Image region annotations
□ □ □

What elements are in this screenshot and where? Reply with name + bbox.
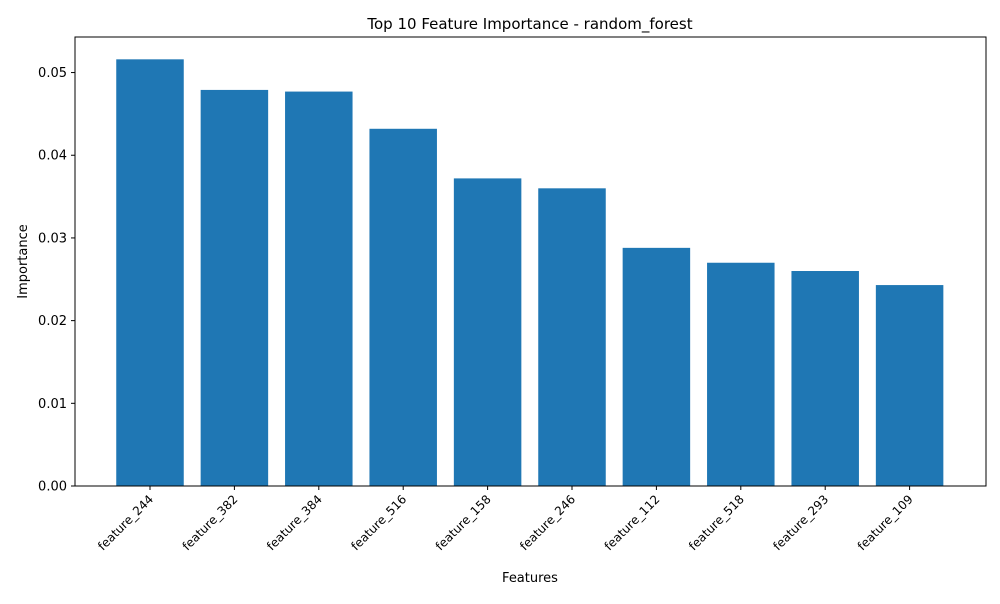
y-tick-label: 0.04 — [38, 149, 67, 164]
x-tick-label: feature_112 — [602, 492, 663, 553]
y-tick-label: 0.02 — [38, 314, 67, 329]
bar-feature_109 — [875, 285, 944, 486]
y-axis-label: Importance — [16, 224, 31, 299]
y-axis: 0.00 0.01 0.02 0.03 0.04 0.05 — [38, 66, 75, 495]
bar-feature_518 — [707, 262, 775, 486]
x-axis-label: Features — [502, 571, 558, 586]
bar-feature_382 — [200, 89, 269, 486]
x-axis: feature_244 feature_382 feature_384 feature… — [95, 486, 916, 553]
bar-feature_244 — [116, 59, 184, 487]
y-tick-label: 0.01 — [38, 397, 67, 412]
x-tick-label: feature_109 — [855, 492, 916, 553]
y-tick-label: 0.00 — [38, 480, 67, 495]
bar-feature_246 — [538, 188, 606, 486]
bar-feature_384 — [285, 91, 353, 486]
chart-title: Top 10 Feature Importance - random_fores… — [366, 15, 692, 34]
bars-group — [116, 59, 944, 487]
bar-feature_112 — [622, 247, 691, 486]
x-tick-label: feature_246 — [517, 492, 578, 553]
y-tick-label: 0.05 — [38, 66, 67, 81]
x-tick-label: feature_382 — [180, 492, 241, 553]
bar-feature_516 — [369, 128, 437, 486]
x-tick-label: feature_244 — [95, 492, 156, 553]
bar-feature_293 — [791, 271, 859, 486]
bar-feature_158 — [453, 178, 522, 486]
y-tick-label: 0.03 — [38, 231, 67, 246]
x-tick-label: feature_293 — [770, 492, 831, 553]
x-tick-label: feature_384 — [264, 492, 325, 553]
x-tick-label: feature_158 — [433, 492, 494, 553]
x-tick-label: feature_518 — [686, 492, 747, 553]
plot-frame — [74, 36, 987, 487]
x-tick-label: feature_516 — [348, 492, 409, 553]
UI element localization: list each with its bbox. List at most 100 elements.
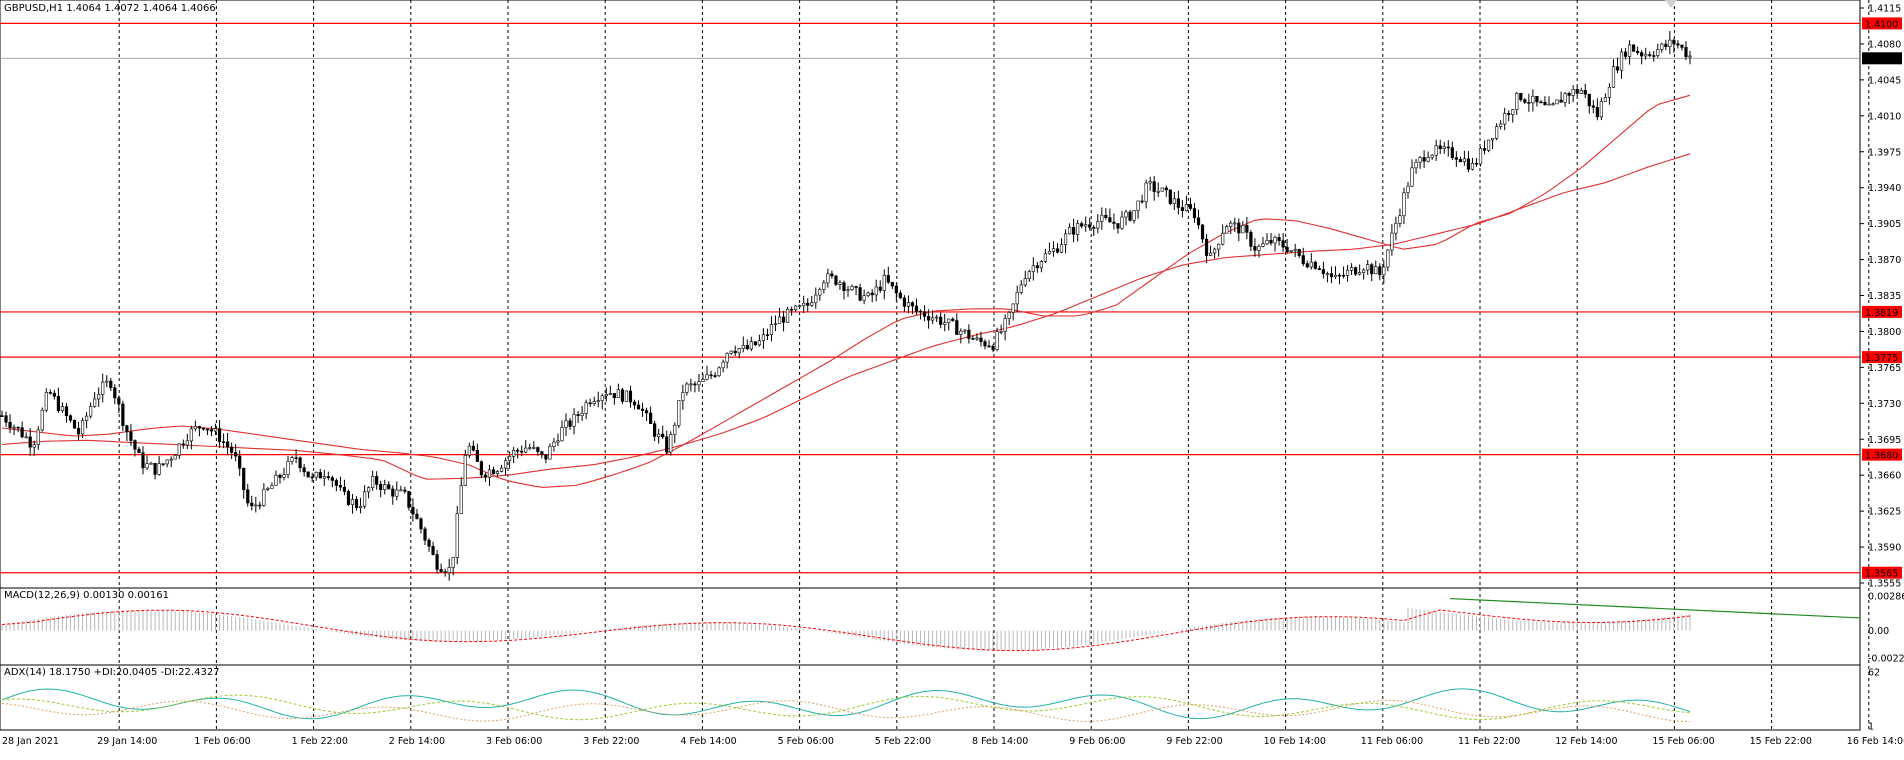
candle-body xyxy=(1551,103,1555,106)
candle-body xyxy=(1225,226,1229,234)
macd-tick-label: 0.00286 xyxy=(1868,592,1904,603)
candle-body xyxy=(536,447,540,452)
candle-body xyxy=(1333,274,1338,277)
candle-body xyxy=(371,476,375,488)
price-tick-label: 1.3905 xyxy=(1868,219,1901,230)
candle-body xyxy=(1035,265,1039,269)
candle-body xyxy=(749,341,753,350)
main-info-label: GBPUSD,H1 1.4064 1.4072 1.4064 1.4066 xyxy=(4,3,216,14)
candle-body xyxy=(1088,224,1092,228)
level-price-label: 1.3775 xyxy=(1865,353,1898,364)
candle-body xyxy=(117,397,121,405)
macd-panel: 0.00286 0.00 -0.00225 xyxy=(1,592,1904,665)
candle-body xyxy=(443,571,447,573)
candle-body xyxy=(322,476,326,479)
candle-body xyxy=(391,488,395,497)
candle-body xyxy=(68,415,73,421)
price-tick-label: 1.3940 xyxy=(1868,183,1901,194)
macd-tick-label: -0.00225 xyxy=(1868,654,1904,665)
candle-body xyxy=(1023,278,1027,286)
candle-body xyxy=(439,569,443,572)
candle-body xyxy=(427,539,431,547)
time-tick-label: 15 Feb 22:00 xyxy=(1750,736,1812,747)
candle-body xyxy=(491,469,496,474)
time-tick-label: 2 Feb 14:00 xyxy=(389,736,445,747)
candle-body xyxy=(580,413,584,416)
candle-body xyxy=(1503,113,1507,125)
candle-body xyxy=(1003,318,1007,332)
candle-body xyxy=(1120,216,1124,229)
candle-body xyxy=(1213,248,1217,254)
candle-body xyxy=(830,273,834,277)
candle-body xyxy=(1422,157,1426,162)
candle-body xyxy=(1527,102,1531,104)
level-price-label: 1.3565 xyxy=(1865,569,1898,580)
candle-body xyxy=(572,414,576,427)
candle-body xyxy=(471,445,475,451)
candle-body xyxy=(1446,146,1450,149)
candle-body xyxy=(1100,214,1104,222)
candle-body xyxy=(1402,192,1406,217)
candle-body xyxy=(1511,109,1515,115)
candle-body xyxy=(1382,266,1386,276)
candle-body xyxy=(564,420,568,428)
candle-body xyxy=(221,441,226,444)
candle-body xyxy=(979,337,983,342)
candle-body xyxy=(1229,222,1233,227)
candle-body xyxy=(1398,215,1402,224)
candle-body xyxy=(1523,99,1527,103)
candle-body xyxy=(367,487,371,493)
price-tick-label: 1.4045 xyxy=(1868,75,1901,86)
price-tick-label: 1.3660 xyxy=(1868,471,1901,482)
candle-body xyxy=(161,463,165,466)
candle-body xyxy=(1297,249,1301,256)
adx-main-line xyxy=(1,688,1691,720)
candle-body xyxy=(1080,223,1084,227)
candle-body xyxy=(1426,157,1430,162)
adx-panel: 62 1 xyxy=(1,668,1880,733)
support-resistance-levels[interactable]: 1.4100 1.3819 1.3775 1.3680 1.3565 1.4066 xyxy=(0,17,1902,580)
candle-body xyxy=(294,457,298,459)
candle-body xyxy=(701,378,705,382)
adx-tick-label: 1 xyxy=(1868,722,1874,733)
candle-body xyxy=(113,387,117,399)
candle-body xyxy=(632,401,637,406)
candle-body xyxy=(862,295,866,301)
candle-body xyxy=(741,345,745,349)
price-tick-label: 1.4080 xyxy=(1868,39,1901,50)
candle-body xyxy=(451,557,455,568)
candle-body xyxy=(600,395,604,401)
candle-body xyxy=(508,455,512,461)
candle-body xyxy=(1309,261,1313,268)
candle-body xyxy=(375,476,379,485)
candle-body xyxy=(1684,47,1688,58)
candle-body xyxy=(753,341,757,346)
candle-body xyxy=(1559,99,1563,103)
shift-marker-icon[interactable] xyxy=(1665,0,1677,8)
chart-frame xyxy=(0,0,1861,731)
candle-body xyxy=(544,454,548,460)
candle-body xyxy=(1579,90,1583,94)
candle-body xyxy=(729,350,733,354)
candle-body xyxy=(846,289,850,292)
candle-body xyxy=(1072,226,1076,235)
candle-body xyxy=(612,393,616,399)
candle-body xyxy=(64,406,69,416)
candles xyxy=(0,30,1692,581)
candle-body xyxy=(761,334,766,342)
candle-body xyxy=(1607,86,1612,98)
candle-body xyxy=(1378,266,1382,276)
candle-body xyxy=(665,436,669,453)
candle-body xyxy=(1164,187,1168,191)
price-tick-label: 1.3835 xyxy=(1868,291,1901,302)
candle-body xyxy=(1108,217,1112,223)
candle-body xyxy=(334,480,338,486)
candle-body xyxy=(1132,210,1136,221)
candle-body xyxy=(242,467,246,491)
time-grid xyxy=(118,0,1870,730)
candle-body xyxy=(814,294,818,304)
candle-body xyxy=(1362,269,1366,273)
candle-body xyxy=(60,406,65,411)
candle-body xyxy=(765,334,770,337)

□ □ □

**REQUEST:** Output every one of these rows again, word for word and in the same order. Omit the pictures.

**EXERCISE ANSWER:**
What elements are in this screenshot and where? Reply with name + bbox.
y-tick-label: 0.04 — [38, 149, 67, 164]
x-tick-label: feature_112 — [602, 492, 663, 553]
y-tick-label: 0.02 — [38, 314, 67, 329]
bar-feature_109 — [875, 285, 944, 486]
y-axis-label: Importance — [16, 224, 31, 299]
y-axis: 0.00 0.01 0.02 0.03 0.04 0.05 — [38, 66, 75, 495]
bar-feature_518 — [707, 262, 775, 486]
x-axis-label: Features — [502, 571, 558, 586]
bar-feature_382 — [200, 89, 269, 486]
x-axis: feature_244 feature_382 feature_384 feature… — [95, 486, 916, 553]
bar-feature_244 — [116, 59, 184, 487]
y-tick-label: 0.01 — [38, 397, 67, 412]
x-tick-label: feature_109 — [855, 492, 916, 553]
y-tick-label: 0.00 — [38, 480, 67, 495]
bar-feature_246 — [538, 188, 606, 486]
bar-feature_384 — [285, 91, 353, 486]
chart-title: Top 10 Feature Importance - random_fores… — [366, 15, 692, 34]
bars-group — [116, 59, 944, 487]
bar-feature_112 — [622, 247, 691, 486]
x-tick-label: feature_246 — [517, 492, 578, 553]
y-tick-label: 0.05 — [38, 66, 67, 81]
x-tick-label: feature_382 — [180, 492, 241, 553]
bar-feature_516 — [369, 128, 437, 486]
x-tick-label: feature_244 — [95, 492, 156, 553]
bar-feature_293 — [791, 271, 859, 486]
bar-feature_158 — [453, 178, 522, 486]
y-tick-label: 0.03 — [38, 231, 67, 246]
x-tick-label: feature_293 — [770, 492, 831, 553]
x-tick-label: feature_384 — [264, 492, 325, 553]
x-tick-label: feature_158 — [433, 492, 494, 553]
x-tick-label: feature_518 — [686, 492, 747, 553]
plot-frame — [74, 36, 987, 487]
x-tick-label: feature_516 — [348, 492, 409, 553]
UI element localization: list each with its bbox. List at most 100 elements.
candle-body xyxy=(1551,103,1555,106)
candle-body xyxy=(1225,226,1229,234)
macd-tick-label: 0.00286 xyxy=(1868,592,1904,603)
candle-body xyxy=(536,447,540,452)
candle-body xyxy=(1333,274,1338,277)
candle-body xyxy=(371,476,375,488)
price-tick-label: 1.3905 xyxy=(1868,219,1901,230)
candle-body xyxy=(1035,265,1039,269)
candle-body xyxy=(749,341,753,350)
main-info-label: GBPUSD,H1 1.4064 1.4072 1.4064 1.4066 xyxy=(4,3,216,14)
candle-body xyxy=(1088,224,1092,228)
level-price-label: 1.3775 xyxy=(1865,353,1898,364)
candle-body xyxy=(117,397,121,405)
macd-panel: 0.00286 0.00 -0.00225 xyxy=(1,592,1904,665)
candle-body xyxy=(443,571,447,573)
candle-body xyxy=(322,476,326,479)
candle-body xyxy=(391,488,395,497)
candle-body xyxy=(68,415,73,421)
price-tick-label: 1.3940 xyxy=(1868,183,1901,194)
macd-tick-label: -0.00225 xyxy=(1868,654,1904,665)
candle-body xyxy=(1023,278,1027,286)
candle-body xyxy=(439,569,443,572)
candle-body xyxy=(427,539,431,547)
time-tick-label: 15 Feb 22:00 xyxy=(1750,736,1812,747)
candle-body xyxy=(491,469,496,474)
time-tick-label: 2 Feb 14:00 xyxy=(389,736,445,747)
candle-body xyxy=(580,413,584,416)
candle-body xyxy=(1503,113,1507,125)
candle-body xyxy=(1003,318,1007,332)
candle-body xyxy=(1120,216,1124,229)
candle-body xyxy=(1213,248,1217,254)
candle-body xyxy=(830,273,834,277)
candle-body xyxy=(1422,157,1426,162)
candle-body xyxy=(1527,102,1531,104)
level-price-label: 1.3565 xyxy=(1865,569,1898,580)
candle-body xyxy=(572,414,576,427)
candle-body xyxy=(471,445,475,451)
candle-body xyxy=(1446,146,1450,149)
candle-body xyxy=(1100,214,1104,222)
candle-body xyxy=(1402,192,1406,217)
candle-body xyxy=(1511,109,1515,115)
candle-body xyxy=(1382,266,1386,276)
candle-body xyxy=(564,420,568,428)
candle-body xyxy=(221,441,226,444)
candle-body xyxy=(979,337,983,342)
candle-body xyxy=(1229,222,1233,227)
candle-body xyxy=(1398,215,1402,224)
candle-body xyxy=(1523,99,1527,103)
candle-body xyxy=(367,487,371,493)
price-tick-label: 1.4045 xyxy=(1868,75,1901,86)
price-tick-label: 1.3660 xyxy=(1868,471,1901,482)
candle-body xyxy=(161,463,165,466)
candle-body xyxy=(1297,249,1301,256)
adx-main-line xyxy=(1,688,1691,720)
candle-body xyxy=(1080,223,1084,227)
candle-body xyxy=(1426,157,1430,162)
adx-panel: 62 1 xyxy=(1,668,1880,733)
support-resistance-levels[interactable]: 1.4100 1.3819 1.3775 1.3680 1.3565 1.4066 xyxy=(0,17,1902,580)
candle-body xyxy=(294,457,298,459)
candle-body xyxy=(701,378,705,382)
adx-tick-label: 1 xyxy=(1868,722,1874,733)
candle-body xyxy=(113,387,117,399)
candle-body xyxy=(632,401,637,406)
candle-body xyxy=(862,295,866,301)
candle-body xyxy=(741,345,745,349)
price-tick-label: 1.4080 xyxy=(1868,39,1901,50)
candle-body xyxy=(451,557,455,568)
candle-body xyxy=(600,395,604,401)
candle-body xyxy=(508,455,512,461)
candle-body xyxy=(1309,261,1313,268)
candle-body xyxy=(375,476,379,485)
candle-body xyxy=(1684,47,1688,58)
candle-body xyxy=(753,341,757,346)
candle-body xyxy=(1559,99,1563,103)
shift-marker-icon[interactable] xyxy=(1665,0,1677,8)
chart-frame xyxy=(0,0,1861,731)
candle-body xyxy=(544,454,548,460)
candle-body xyxy=(1579,90,1583,94)
candle-body xyxy=(729,350,733,354)
candle-body xyxy=(846,289,850,292)
candle-body xyxy=(1072,226,1076,235)
candle-body xyxy=(612,393,616,399)
candle-body xyxy=(64,406,69,416)
candles xyxy=(0,30,1692,581)
candle-body xyxy=(761,334,766,342)
candle-body xyxy=(1607,86,1612,98)
candle-body xyxy=(1378,266,1382,276)
candle-body xyxy=(665,436,669,453)
candle-body xyxy=(1164,187,1168,191)
price-tick-label: 1.3835 xyxy=(1868,291,1901,302)
candle-body xyxy=(1108,217,1112,223)
candle-body xyxy=(334,480,338,486)
candle-body xyxy=(1132,210,1136,221)
candle-body xyxy=(242,467,246,491)
time-grid xyxy=(118,0,1870,730)
candle-body xyxy=(814,294,818,304)
candle-body xyxy=(1362,269,1366,273)
candle-body xyxy=(60,406,65,411)
candle-body xyxy=(765,334,770,337)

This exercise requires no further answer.